(Recorded data)
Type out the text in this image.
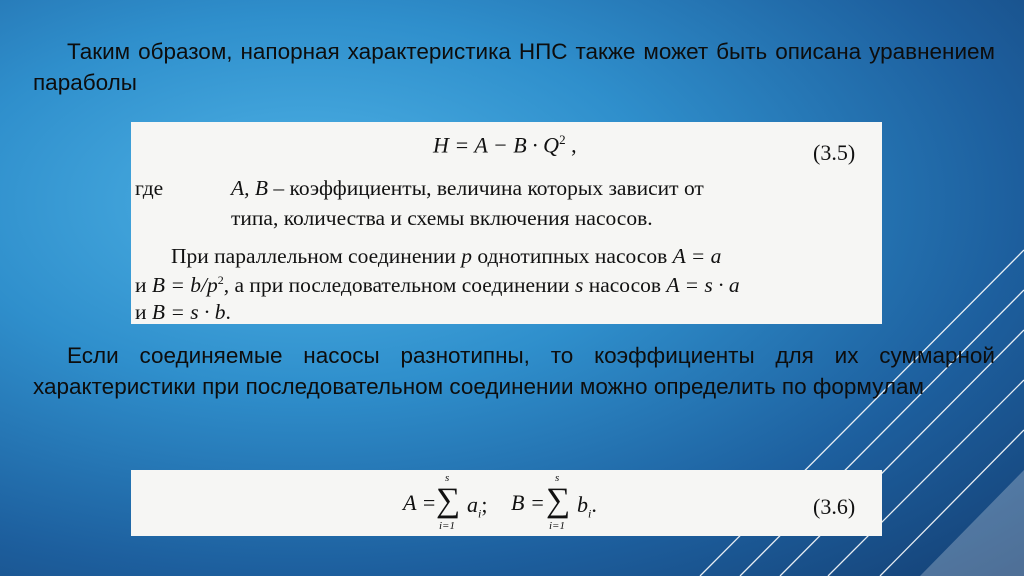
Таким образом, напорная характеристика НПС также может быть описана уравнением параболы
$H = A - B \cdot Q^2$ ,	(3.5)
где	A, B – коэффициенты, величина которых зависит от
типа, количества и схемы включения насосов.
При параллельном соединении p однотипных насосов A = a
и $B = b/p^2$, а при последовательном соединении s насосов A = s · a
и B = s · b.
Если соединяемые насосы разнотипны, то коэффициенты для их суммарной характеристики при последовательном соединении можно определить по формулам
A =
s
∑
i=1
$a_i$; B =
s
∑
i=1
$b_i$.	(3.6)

Written request. Lines that include the word "коэффициенты" are to be extracted from the data above.

Exercise answer.
где	A, B – коэффициенты, величина которых зависит от
Если соединяемые насосы разнотипны, то коэффициенты для их суммарной характеристики при последовательном соединении можно определить по формулам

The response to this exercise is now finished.